Some records:
::::::::::
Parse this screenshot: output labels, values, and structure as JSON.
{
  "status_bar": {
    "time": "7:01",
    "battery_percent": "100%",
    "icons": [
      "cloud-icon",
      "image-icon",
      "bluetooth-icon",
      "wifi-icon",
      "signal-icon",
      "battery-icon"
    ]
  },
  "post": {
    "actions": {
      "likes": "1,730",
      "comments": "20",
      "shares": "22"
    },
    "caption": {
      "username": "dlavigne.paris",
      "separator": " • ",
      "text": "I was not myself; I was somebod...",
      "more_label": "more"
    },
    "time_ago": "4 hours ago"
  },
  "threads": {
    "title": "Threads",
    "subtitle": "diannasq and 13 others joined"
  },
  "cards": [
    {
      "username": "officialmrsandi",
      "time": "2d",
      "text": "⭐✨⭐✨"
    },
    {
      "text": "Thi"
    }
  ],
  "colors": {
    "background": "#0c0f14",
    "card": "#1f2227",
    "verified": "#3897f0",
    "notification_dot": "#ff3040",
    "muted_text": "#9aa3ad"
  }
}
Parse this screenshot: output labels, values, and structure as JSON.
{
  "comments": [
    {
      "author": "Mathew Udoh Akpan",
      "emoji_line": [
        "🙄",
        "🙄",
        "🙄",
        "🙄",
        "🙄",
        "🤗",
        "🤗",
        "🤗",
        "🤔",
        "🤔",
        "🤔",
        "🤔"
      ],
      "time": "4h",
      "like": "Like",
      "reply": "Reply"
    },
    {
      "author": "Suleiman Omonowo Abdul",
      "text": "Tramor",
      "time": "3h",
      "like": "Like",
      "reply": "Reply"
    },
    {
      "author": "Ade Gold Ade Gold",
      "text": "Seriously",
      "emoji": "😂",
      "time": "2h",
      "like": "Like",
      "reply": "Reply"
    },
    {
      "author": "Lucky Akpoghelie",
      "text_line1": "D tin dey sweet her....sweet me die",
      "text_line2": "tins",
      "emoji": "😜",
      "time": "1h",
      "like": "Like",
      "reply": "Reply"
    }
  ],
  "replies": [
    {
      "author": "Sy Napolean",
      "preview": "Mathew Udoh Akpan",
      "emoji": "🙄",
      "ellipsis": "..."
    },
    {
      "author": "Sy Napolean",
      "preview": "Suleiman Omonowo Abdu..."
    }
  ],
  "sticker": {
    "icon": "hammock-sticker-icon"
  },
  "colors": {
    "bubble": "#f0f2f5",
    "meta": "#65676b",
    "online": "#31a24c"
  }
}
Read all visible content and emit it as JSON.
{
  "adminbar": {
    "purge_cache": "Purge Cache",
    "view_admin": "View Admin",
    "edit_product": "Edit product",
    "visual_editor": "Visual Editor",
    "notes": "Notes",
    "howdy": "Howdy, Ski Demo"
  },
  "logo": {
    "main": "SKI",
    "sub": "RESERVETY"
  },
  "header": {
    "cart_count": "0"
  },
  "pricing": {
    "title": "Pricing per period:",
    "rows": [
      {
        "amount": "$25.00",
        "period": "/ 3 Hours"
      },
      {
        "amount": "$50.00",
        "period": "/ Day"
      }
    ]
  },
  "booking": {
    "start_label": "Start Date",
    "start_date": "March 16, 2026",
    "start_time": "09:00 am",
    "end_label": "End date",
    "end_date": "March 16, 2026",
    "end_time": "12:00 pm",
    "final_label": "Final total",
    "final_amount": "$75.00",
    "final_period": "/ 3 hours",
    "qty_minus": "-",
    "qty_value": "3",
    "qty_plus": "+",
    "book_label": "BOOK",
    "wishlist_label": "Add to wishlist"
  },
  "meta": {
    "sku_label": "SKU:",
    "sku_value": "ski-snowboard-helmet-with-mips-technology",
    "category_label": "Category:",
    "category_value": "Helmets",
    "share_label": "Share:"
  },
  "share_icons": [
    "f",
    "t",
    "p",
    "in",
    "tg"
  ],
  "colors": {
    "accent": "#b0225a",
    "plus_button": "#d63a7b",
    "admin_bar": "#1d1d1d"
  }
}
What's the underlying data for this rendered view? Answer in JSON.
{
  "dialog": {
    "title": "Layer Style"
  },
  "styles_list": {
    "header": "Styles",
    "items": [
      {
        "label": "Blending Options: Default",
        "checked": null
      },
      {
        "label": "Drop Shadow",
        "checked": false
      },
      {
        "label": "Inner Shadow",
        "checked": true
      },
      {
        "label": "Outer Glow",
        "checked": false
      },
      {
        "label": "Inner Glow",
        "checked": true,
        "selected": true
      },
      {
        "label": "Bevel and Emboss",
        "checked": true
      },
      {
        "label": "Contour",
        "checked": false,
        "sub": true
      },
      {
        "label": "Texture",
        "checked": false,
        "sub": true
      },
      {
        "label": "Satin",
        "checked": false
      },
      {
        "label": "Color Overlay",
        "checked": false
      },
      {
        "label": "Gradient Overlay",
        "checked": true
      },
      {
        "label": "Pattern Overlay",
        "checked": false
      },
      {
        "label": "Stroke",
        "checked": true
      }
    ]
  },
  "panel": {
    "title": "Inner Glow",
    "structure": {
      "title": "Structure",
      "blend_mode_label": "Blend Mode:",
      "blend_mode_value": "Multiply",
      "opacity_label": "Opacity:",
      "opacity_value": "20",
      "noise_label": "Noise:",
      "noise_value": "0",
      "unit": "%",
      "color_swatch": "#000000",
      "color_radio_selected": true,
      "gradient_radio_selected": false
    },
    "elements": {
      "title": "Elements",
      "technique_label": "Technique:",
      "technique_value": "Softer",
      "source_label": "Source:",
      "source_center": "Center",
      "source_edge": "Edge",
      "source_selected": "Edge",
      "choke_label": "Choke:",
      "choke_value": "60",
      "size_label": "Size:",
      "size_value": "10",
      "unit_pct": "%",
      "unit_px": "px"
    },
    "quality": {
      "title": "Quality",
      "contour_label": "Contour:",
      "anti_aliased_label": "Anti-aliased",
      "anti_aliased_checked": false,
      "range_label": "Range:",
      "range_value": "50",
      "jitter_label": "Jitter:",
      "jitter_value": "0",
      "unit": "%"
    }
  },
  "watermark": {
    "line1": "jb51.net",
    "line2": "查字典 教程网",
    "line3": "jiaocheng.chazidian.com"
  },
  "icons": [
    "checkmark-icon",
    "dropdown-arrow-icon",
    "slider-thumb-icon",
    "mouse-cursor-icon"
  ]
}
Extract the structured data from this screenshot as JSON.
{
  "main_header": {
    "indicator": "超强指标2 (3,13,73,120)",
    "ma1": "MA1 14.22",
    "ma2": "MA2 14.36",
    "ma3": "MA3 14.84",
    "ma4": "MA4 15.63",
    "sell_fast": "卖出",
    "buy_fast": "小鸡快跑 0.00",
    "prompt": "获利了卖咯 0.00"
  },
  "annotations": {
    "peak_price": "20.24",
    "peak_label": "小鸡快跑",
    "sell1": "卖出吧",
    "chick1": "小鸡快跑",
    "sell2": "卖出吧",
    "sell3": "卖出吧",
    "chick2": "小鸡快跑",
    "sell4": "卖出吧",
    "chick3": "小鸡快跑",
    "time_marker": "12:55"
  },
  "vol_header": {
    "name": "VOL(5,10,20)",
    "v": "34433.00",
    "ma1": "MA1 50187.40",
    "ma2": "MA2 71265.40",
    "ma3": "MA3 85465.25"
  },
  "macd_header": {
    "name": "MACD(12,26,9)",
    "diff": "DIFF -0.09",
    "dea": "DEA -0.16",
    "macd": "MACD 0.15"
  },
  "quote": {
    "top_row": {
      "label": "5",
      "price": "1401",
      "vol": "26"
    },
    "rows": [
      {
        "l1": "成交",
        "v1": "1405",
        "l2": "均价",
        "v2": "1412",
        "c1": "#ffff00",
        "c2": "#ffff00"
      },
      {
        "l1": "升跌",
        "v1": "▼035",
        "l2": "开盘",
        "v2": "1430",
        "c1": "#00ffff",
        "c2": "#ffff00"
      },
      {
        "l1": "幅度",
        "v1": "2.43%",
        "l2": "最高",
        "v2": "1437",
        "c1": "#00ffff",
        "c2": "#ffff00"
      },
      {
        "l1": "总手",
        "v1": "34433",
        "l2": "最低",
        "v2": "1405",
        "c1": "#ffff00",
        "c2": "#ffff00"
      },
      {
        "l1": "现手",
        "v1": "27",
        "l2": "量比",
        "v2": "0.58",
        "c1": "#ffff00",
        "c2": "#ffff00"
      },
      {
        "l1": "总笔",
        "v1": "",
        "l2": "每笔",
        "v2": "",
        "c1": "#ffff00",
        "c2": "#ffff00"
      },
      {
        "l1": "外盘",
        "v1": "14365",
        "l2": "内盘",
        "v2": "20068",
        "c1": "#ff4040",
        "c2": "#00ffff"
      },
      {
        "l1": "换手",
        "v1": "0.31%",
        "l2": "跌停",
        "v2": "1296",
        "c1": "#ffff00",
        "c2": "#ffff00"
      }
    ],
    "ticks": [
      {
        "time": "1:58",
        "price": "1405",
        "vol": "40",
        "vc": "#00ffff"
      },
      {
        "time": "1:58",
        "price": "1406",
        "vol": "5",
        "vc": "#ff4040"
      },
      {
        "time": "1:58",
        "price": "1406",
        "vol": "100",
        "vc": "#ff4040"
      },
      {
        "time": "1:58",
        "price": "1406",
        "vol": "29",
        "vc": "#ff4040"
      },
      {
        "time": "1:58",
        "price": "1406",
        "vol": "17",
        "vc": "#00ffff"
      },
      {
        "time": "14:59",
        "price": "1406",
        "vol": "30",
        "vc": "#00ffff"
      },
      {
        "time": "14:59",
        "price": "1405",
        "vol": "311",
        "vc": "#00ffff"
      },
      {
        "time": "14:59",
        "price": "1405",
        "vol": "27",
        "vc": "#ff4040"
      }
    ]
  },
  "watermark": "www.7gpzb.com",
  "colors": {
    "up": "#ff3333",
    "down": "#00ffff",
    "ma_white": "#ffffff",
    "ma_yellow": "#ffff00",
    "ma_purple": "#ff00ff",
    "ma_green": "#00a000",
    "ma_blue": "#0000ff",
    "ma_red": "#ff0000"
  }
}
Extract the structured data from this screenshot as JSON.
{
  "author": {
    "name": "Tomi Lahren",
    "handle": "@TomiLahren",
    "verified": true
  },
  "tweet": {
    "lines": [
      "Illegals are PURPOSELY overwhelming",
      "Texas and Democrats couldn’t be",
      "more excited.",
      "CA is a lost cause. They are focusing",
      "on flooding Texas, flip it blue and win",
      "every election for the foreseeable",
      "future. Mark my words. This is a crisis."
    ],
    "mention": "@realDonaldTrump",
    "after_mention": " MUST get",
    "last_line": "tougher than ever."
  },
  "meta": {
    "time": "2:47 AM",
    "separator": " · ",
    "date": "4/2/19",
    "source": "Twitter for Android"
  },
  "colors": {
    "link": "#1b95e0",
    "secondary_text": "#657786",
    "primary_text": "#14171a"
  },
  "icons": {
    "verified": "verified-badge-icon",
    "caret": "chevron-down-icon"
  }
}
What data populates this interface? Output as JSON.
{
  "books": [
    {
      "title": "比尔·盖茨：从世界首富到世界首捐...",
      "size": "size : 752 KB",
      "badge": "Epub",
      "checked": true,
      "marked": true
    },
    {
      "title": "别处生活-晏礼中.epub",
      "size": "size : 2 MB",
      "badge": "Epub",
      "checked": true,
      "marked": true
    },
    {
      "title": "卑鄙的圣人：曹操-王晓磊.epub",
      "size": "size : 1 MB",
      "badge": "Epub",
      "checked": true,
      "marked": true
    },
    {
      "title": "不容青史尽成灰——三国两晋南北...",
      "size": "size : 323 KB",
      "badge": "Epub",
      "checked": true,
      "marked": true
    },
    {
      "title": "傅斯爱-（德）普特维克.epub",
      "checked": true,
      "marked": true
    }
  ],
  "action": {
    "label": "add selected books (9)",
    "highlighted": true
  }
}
::::::::::
§ Task directions: Check each line of the entries for the string "Inner". Copy the lines that have it.

§ Written solution:
        "label": "Inner Shadow",
        "label": "Inner Glow",
    "title": "Inner Glow",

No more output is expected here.